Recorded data

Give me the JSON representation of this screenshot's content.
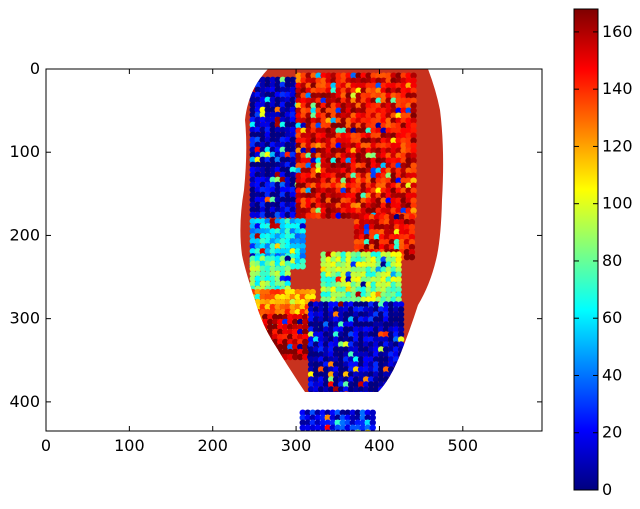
{
  "chart_data": {
    "type": "heatmap",
    "title": "",
    "xlabel": "",
    "ylabel": "",
    "xlim": [
      0,
      595
    ],
    "ylim": [
      435,
      0
    ],
    "x_ticks": [
      0,
      100,
      200,
      300,
      400,
      500
    ],
    "y_ticks": [
      0,
      100,
      200,
      300,
      400
    ],
    "grid": false,
    "colormap": "jet",
    "colorbar": {
      "range": [
        0,
        168
      ],
      "ticks": [
        0,
        20,
        40,
        60,
        80,
        100,
        120,
        140,
        160
      ],
      "placement": "right"
    },
    "regions": [
      {
        "name": "upper-left-low",
        "x": [
          245,
          300
        ],
        "y": [
          10,
          175
        ],
        "value": 10
      },
      {
        "name": "upper-red",
        "x": [
          300,
          440
        ],
        "y": [
          5,
          175
        ],
        "value": 150
      },
      {
        "name": "cyan-band",
        "x": [
          245,
          305
        ],
        "y": [
          180,
          235
        ],
        "value": 55
      },
      {
        "name": "green-left",
        "x": [
          245,
          290
        ],
        "y": [
          225,
          265
        ],
        "value": 80
      },
      {
        "name": "orange-left",
        "x": [
          245,
          320
        ],
        "y": [
          265,
          315
        ],
        "value": 125
      },
      {
        "name": "red-lower-left",
        "x": [
          260,
          330
        ],
        "y": [
          295,
          345
        ],
        "value": 160
      },
      {
        "name": "right-mid-red",
        "x": [
          370,
          440
        ],
        "y": [
          175,
          225
        ],
        "value": 150
      },
      {
        "name": "green-right",
        "x": [
          330,
          420
        ],
        "y": [
          220,
          285
        ],
        "value": 85
      },
      {
        "name": "bottom-blue",
        "x": [
          315,
          425
        ],
        "y": [
          280,
          390
        ],
        "value": 8
      },
      {
        "name": "bottom-tail",
        "x": [
          305,
          390
        ],
        "y": [
          410,
          435
        ],
        "value": 20
      }
    ]
  },
  "colors": {
    "axis": "#000000",
    "background": "#ffffff",
    "jet_stops": [
      "#00007f",
      "#0000ff",
      "#007fff",
      "#00ffff",
      "#7fff7f",
      "#ffff00",
      "#ff7f00",
      "#ff0000",
      "#7f0000"
    ]
  }
}
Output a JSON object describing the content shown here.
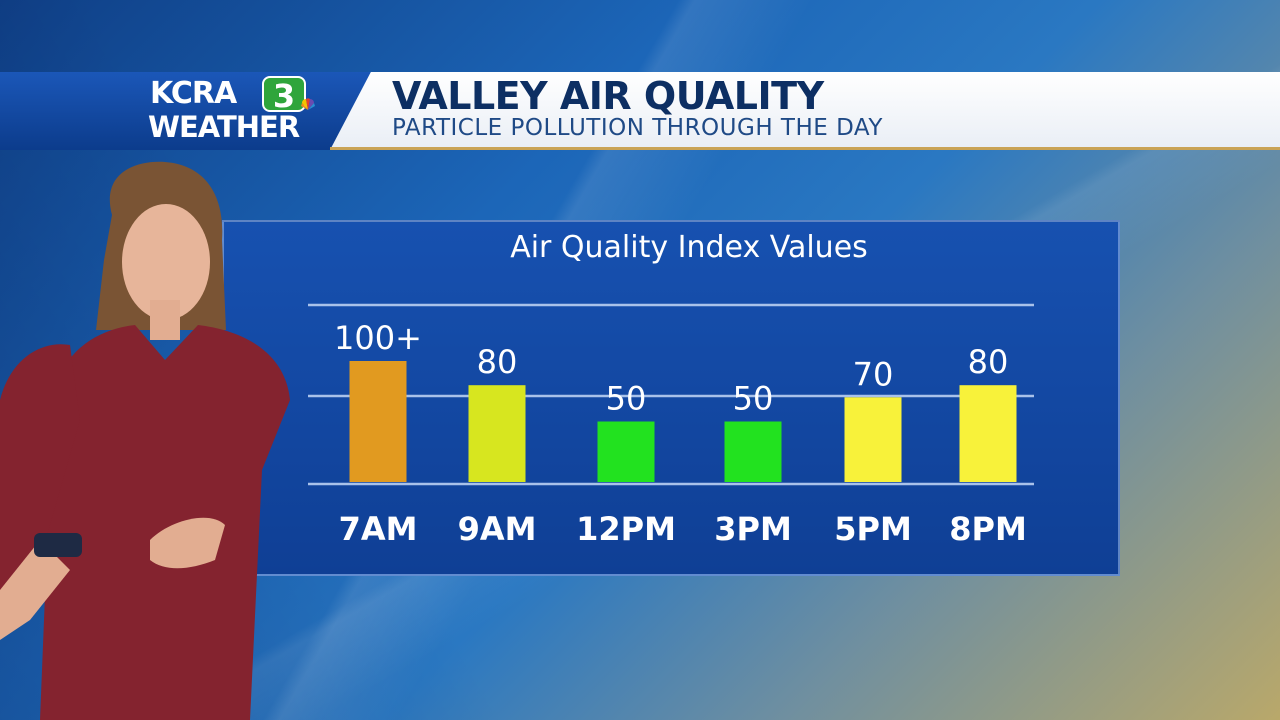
{
  "broadcast": {
    "logo_station": "KCRA",
    "logo_channel": "3",
    "logo_weather": "WEATHER",
    "title": "VALLEY AIR QUALITY",
    "subtitle": "PARTICLE POLLUTION THROUGH THE DAY"
  },
  "colors": {
    "orange": "#e19a20",
    "yellow_green": "#d7e61f",
    "green": "#22e21f",
    "yellow": "#f8f23a"
  },
  "chart_data": {
    "type": "bar",
    "title": "Air Quality Index Values",
    "categories": [
      "7AM",
      "9AM",
      "12PM",
      "3PM",
      "5PM",
      "8PM"
    ],
    "values": [
      100,
      80,
      50,
      50,
      70,
      80
    ],
    "value_labels": [
      "100+",
      "80",
      "50",
      "50",
      "70",
      "80"
    ],
    "bar_colors": [
      "#e19a20",
      "#d7e61f",
      "#22e21f",
      "#22e21f",
      "#f8f23a",
      "#f8f23a"
    ],
    "grid": true,
    "legend": "none"
  }
}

◆ Given task
Repeat the material above word for word, please, apart from its images.

◆ Response below
Give me the JSON representation of this screenshot's content.
{
  "chart_data": {
    "type": "heatmap",
    "title": "",
    "xlabel": "",
    "ylabel": "",
    "xlim": [
      0,
      595
    ],
    "ylim": [
      435,
      0
    ],
    "x_ticks": [
      0,
      100,
      200,
      300,
      400,
      500
    ],
    "y_ticks": [
      0,
      100,
      200,
      300,
      400
    ],
    "grid": false,
    "colormap": "jet",
    "colorbar": {
      "range": [
        0,
        168
      ],
      "ticks": [
        0,
        20,
        40,
        60,
        80,
        100,
        120,
        140,
        160
      ],
      "placement": "right"
    },
    "regions": [
      {
        "name": "upper-left-low",
        "x": [
          245,
          300
        ],
        "y": [
          10,
          175
        ],
        "value": 10
      },
      {
        "name": "upper-red",
        "x": [
          300,
          440
        ],
        "y": [
          5,
          175
        ],
        "value": 150
      },
      {
        "name": "cyan-band",
        "x": [
          245,
          305
        ],
        "y": [
          180,
          235
        ],
        "value": 55
      },
      {
        "name": "green-left",
        "x": [
          245,
          290
        ],
        "y": [
          225,
          265
        ],
        "value": 80
      },
      {
        "name": "orange-left",
        "x": [
          245,
          320
        ],
        "y": [
          265,
          315
        ],
        "value": 125
      },
      {
        "name": "red-lower-left",
        "x": [
          260,
          330
        ],
        "y": [
          295,
          345
        ],
        "value": 160
      },
      {
        "name": "right-mid-red",
        "x": [
          370,
          440
        ],
        "y": [
          175,
          225
        ],
        "value": 150
      },
      {
        "name": "green-right",
        "x": [
          330,
          420
        ],
        "y": [
          220,
          285
        ],
        "value": 85
      },
      {
        "name": "bottom-blue",
        "x": [
          315,
          425
        ],
        "y": [
          280,
          390
        ],
        "value": 8
      },
      {
        "name": "bottom-tail",
        "x": [
          305,
          390
        ],
        "y": [
          410,
          435
        ],
        "value": 20
      }
    ]
  },
  "colors": {
    "axis": "#000000",
    "background": "#ffffff",
    "jet_stops": [
      "#00007f",
      "#0000ff",
      "#007fff",
      "#00ffff",
      "#7fff7f",
      "#ffff00",
      "#ff7f00",
      "#ff0000",
      "#7f0000"
    ]
  }
}
Output a JSON object describing the content shown here.
{
  "broadcast": {
    "logo_station": "KCRA",
    "logo_channel": "3",
    "logo_weather": "WEATHER",
    "title": "VALLEY AIR QUALITY",
    "subtitle": "PARTICLE POLLUTION THROUGH THE DAY"
  },
  "colors": {
    "orange": "#e19a20",
    "yellow_green": "#d7e61f",
    "green": "#22e21f",
    "yellow": "#f8f23a"
  },
  "chart_data": {
    "type": "bar",
    "title": "Air Quality Index Values",
    "categories": [
      "7AM",
      "9AM",
      "12PM",
      "3PM",
      "5PM",
      "8PM"
    ],
    "values": [
      100,
      80,
      50,
      50,
      70,
      80
    ],
    "value_labels": [
      "100+",
      "80",
      "50",
      "50",
      "70",
      "80"
    ],
    "bar_colors": [
      "#e19a20",
      "#d7e61f",
      "#22e21f",
      "#22e21f",
      "#f8f23a",
      "#f8f23a"
    ],
    "grid": true,
    "legend": "none"
  }
}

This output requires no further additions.